» Problem details: All of the data that follows should be retyped exactly, please, except the pictures.

» Input records:
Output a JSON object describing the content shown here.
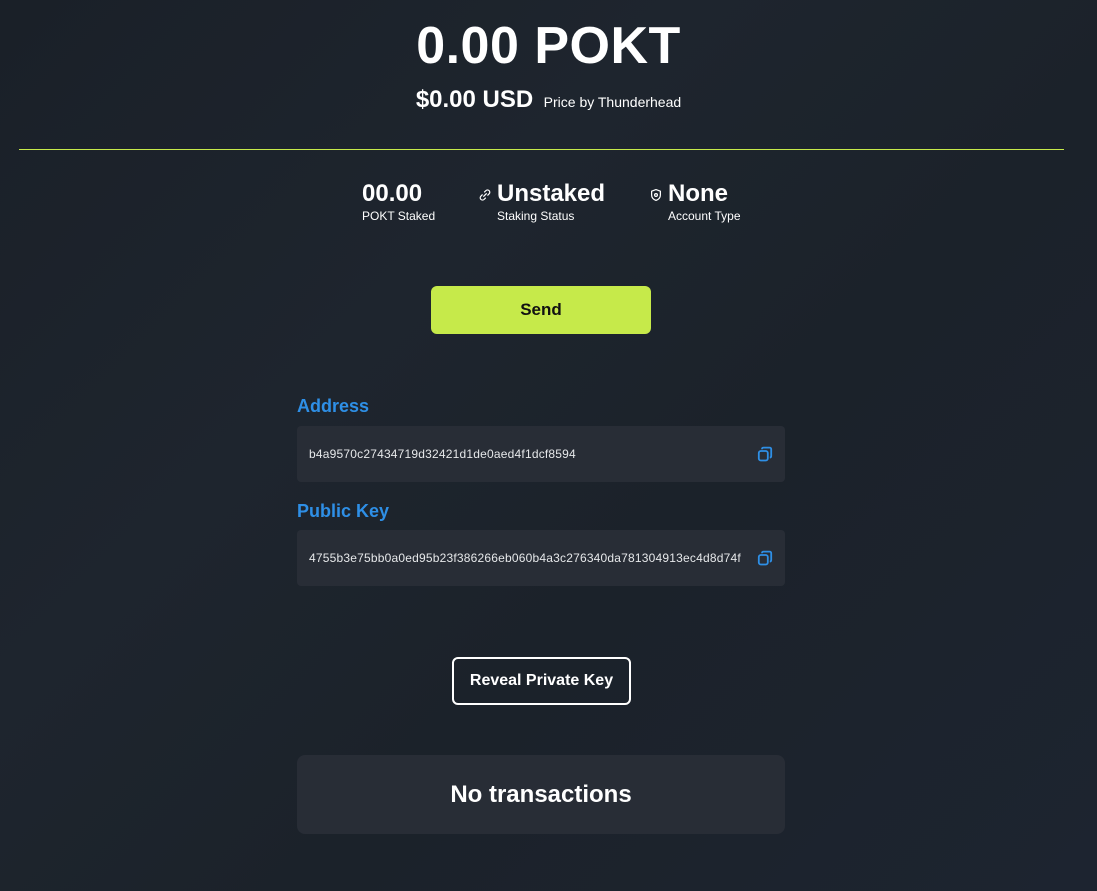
{
  "balance": {
    "amount": "0.00 POKT"
  },
  "fiat": {
    "usd": "$0.00 USD",
    "source": "Price by Thunderhead"
  },
  "colors": {
    "accent": "#c6ea4a",
    "link_blue": "#2e8fe6",
    "panel": "#282d36"
  },
  "stats": {
    "staked": {
      "value": "00.00",
      "label": "POKT Staked"
    },
    "status": {
      "value": "Unstaked",
      "label": "Staking Status",
      "icon": "link-icon"
    },
    "account": {
      "value": "None",
      "label": "Account Type",
      "icon": "shield-icon"
    }
  },
  "actions": {
    "send_label": "Send",
    "reveal_label": "Reveal Private Key"
  },
  "address": {
    "label": "Address",
    "value": "b4a9570c27434719d32421d1de0aed4f1dcf8594",
    "copy_icon": "copy-icon"
  },
  "public_key": {
    "label": "Public Key",
    "value": "4755b3e75bb0a0ed95b23f386266eb060b4a3c276340da781304913ec4d8d74f",
    "copy_icon": "copy-icon"
  },
  "transactions": {
    "empty_text": "No transactions"
  }
}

» Exercise answer:
Output a JSON object describing the content shown here.
{
  "balance": {
    "amount": "0.00 POKT"
  },
  "fiat": {
    "usd": "$0.00 USD",
    "source": "Price by Thunderhead"
  },
  "colors": {
    "accent": "#c6ea4a",
    "link_blue": "#2e8fe6",
    "panel": "#282d36"
  },
  "stats": {
    "staked": {
      "value": "00.00",
      "label": "POKT Staked"
    },
    "status": {
      "value": "Unstaked",
      "label": "Staking Status",
      "icon": "link-icon"
    },
    "account": {
      "value": "None",
      "label": "Account Type",
      "icon": "shield-icon"
    }
  },
  "actions": {
    "send_label": "Send",
    "reveal_label": "Reveal Private Key"
  },
  "address": {
    "label": "Address",
    "value": "b4a9570c27434719d32421d1de0aed4f1dcf8594",
    "copy_icon": "copy-icon"
  },
  "public_key": {
    "label": "Public Key",
    "value": "4755b3e75bb0a0ed95b23f386266eb060b4a3c276340da781304913ec4d8d74f",
    "copy_icon": "copy-icon"
  },
  "transactions": {
    "empty_text": "No transactions"
  }
}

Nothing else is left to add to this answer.